Dataset items:

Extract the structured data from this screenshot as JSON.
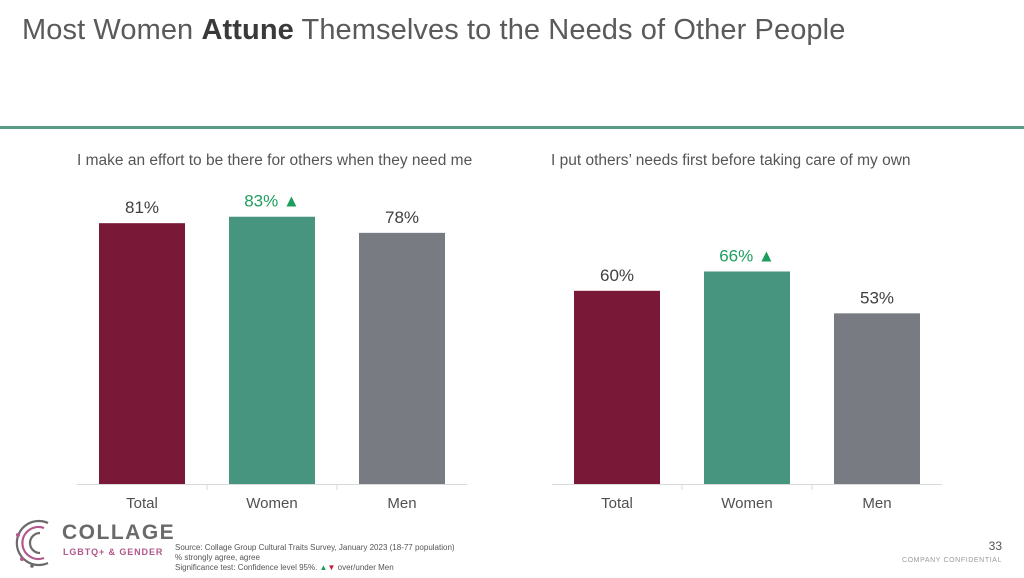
{
  "title": {
    "pre": "Most Women ",
    "bold": "Attune",
    "post": " Themselves to the Needs of Other People"
  },
  "colors": {
    "total": "#7a1838",
    "women": "#47957f",
    "men": "#787b82",
    "up": "#1e9e5e",
    "down": "#c0203a",
    "rule": "#5c9a88"
  },
  "chart_data": [
    {
      "type": "bar",
      "title": "I make an effort to be there for others when they need me",
      "categories": [
        "Total",
        "Women",
        "Men"
      ],
      "values": [
        81,
        83,
        78
      ],
      "labels": [
        "81%",
        "83%",
        "78%"
      ],
      "significant": [
        false,
        true,
        false
      ],
      "ylim": [
        0,
        100
      ]
    },
    {
      "type": "bar",
      "title": "I put others’ needs first before taking care of my own",
      "categories": [
        "Total",
        "Women",
        "Men"
      ],
      "values": [
        60,
        66,
        53
      ],
      "labels": [
        "60%",
        "66%",
        "53%"
      ],
      "significant": [
        false,
        true,
        false
      ],
      "ylim": [
        0,
        100
      ]
    }
  ],
  "footer": {
    "source": "Source: Collage Group Cultural Traits Survey, January 2023 (18-77 population)",
    "note": "% strongly agree, agree",
    "sig_prefix": "Significance test: Confidence level 95%.",
    "up_symbol": "▲",
    "down_symbol": "▼",
    "sig_suffix": " over/under Men"
  },
  "logo": {
    "word": "COLLAGE",
    "sub": "LGBTQ+ & GENDER"
  },
  "page_number": "33",
  "confidential": "COMPANY CONFIDENTIAL"
}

Task objective
Pictures are to be left out; repeat all the remaining data exactly.

Task result
Extract the structured data from this screenshot as JSON.
{
  "title": {
    "pre": "Most Women ",
    "bold": "Attune",
    "post": " Themselves to the Needs of Other People"
  },
  "colors": {
    "total": "#7a1838",
    "women": "#47957f",
    "men": "#787b82",
    "up": "#1e9e5e",
    "down": "#c0203a",
    "rule": "#5c9a88"
  },
  "chart_data": [
    {
      "type": "bar",
      "title": "I make an effort to be there for others when they need me",
      "categories": [
        "Total",
        "Women",
        "Men"
      ],
      "values": [
        81,
        83,
        78
      ],
      "labels": [
        "81%",
        "83%",
        "78%"
      ],
      "significant": [
        false,
        true,
        false
      ],
      "ylim": [
        0,
        100
      ]
    },
    {
      "type": "bar",
      "title": "I put others’ needs first before taking care of my own",
      "categories": [
        "Total",
        "Women",
        "Men"
      ],
      "values": [
        60,
        66,
        53
      ],
      "labels": [
        "60%",
        "66%",
        "53%"
      ],
      "significant": [
        false,
        true,
        false
      ],
      "ylim": [
        0,
        100
      ]
    }
  ],
  "footer": {
    "source": "Source: Collage Group Cultural Traits Survey, January 2023 (18-77 population)",
    "note": "% strongly agree, agree",
    "sig_prefix": "Significance test: Confidence level 95%.",
    "up_symbol": "▲",
    "down_symbol": "▼",
    "sig_suffix": " over/under Men"
  },
  "logo": {
    "word": "COLLAGE",
    "sub": "LGBTQ+ & GENDER"
  },
  "page_number": "33",
  "confidential": "COMPANY CONFIDENTIAL"
}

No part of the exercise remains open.